- [Directive]:
Repeat the whole listing exactly as written.

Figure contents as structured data
☆ ☆ ☆ ☆ ☆

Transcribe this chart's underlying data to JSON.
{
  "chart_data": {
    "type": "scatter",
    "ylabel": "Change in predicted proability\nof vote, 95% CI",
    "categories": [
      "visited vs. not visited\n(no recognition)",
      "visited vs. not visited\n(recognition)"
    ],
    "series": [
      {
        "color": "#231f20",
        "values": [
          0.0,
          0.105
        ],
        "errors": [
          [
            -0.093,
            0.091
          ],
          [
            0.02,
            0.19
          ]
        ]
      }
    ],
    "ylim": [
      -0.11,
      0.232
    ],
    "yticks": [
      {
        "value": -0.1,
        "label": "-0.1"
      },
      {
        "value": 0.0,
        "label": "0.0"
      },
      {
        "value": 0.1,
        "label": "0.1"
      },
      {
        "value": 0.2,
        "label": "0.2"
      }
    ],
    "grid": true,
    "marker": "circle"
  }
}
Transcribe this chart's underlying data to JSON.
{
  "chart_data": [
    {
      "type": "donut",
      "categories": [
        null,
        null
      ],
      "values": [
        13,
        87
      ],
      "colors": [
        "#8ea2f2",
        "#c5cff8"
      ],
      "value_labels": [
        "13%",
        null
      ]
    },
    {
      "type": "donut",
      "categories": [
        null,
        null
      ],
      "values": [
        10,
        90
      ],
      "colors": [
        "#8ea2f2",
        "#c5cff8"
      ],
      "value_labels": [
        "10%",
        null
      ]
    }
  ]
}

☆ ☆ ☆ ☆ ☆

- [Solution]:
Transcribe this chart's underlying data to JSON.
{
  "chart_data": {
    "type": "scatter",
    "ylabel": "Change in predicted proability\nof vote, 95% CI",
    "categories": [
      "visited vs. not visited\n(no recognition)",
      "visited vs. not visited\n(recognition)"
    ],
    "series": [
      {
        "color": "#231f20",
        "values": [
          0.0,
          0.105
        ],
        "errors": [
          [
            -0.093,
            0.091
          ],
          [
            0.02,
            0.19
          ]
        ]
      }
    ],
    "ylim": [
      -0.11,
      0.232
    ],
    "yticks": [
      {
        "value": -0.1,
        "label": "-0.1"
      },
      {
        "value": 0.0,
        "label": "0.0"
      },
      {
        "value": 0.1,
        "label": "0.1"
      },
      {
        "value": 0.2,
        "label": "0.2"
      }
    ],
    "grid": true,
    "marker": "circle"
  }
}
Transcribe this chart's underlying data to JSON.
{
  "chart_data": [
    {
      "type": "donut",
      "categories": [
        null,
        null
      ],
      "values": [
        13,
        87
      ],
      "colors": [
        "#8ea2f2",
        "#c5cff8"
      ],
      "value_labels": [
        "13%",
        null
      ]
    },
    {
      "type": "donut",
      "categories": [
        null,
        null
      ],
      "values": [
        10,
        90
      ],
      "colors": [
        "#8ea2f2",
        "#c5cff8"
      ],
      "value_labels": [
        "10%",
        null
      ]
    }
  ]
}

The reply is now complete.